Format the entries below as a Markdown table with two columns, Row and Line. Begin at the line that contains "Give bounding boxes", stop after the line that contains "bar xyxy=(396,292,402,306)", skip blank lines, and leave out the pictures.

**EXTRACTED MATERIAL**
* begin *

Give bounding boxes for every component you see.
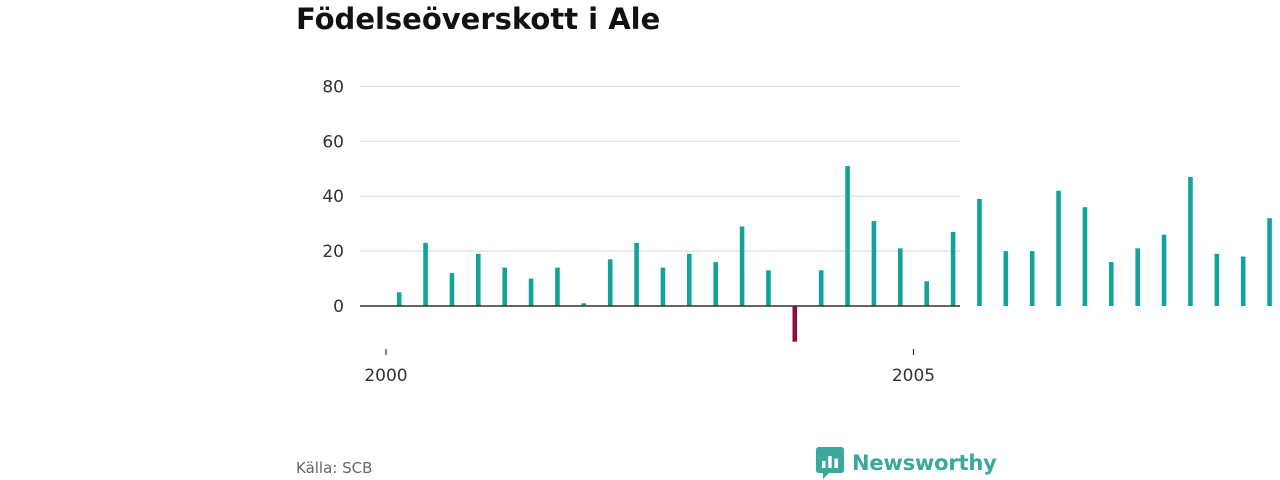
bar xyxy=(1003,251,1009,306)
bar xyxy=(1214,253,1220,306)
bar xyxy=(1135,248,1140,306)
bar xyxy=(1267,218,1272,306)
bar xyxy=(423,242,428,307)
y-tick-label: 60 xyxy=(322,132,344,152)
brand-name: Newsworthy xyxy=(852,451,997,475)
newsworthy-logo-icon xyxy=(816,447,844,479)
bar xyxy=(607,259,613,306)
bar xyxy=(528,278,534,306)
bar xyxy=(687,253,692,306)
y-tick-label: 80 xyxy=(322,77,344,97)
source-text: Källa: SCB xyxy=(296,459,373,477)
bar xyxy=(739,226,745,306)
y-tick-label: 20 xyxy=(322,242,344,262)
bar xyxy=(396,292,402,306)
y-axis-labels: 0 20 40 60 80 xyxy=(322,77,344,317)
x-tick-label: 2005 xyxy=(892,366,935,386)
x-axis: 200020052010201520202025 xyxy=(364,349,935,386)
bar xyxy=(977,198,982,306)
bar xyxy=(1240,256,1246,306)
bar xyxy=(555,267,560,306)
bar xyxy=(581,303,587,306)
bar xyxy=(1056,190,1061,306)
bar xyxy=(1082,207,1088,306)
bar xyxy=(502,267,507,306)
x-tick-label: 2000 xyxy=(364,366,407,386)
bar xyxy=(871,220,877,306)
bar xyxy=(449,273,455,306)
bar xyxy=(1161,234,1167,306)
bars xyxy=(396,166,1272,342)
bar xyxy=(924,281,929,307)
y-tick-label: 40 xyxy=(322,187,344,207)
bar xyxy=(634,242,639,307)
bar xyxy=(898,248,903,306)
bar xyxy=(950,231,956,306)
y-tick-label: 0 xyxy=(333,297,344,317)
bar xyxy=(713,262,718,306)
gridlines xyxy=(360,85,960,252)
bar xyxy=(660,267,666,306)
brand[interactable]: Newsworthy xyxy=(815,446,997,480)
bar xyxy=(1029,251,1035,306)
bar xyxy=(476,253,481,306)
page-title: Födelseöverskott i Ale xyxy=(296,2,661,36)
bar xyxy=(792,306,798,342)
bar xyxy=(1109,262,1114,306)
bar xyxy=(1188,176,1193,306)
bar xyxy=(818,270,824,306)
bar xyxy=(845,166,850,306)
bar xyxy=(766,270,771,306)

* end *
* begin *

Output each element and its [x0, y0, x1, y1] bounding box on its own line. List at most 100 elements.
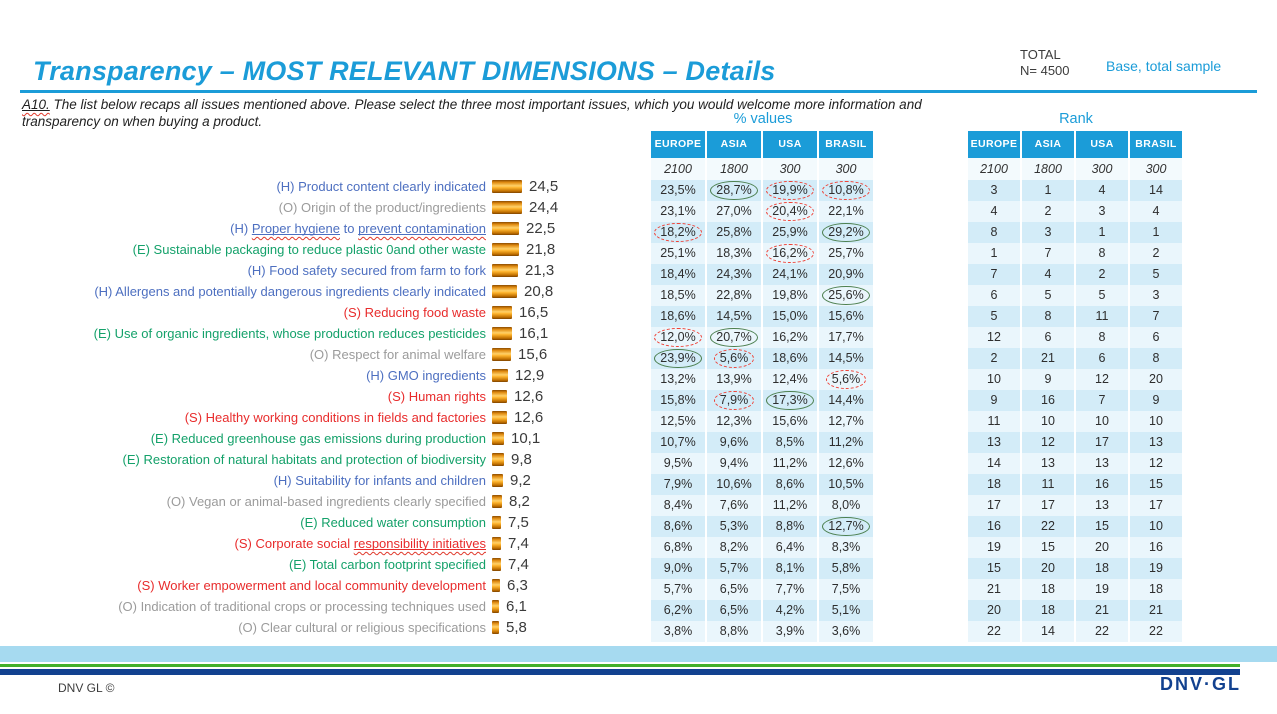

* end *

**FULL RESPONSE**
| Row | Line |
|---|---|
| 1 | Give bounding boxes for every component you see. |
| 2 | bar xyxy=(1003,251,1009,306) |
| 3 | bar xyxy=(1214,253,1220,306) |
| 4 | bar xyxy=(1135,248,1140,306) |
| 5 | bar xyxy=(1267,218,1272,306) |
| 6 | bar xyxy=(423,242,428,307) |
| 7 | y-tick-label: 60 xyxy=(322,132,344,152) |
| 8 | brand-name: Newsworthy xyxy=(852,451,997,475) |
| 9 | newsworthy-logo-icon xyxy=(816,447,844,479) |
| 10 | bar xyxy=(607,259,613,306) |
| 11 | bar xyxy=(528,278,534,306) |
| 12 | bar xyxy=(687,253,692,306) |
| 13 | y-tick-label: 80 xyxy=(322,77,344,97) |
| 14 | source-text: Källa: SCB xyxy=(296,459,373,477) |
| 15 | bar xyxy=(739,226,745,306) |
| 16 | y-tick-label: 20 xyxy=(322,242,344,262) |
| 17 | bar xyxy=(396,292,402,306) |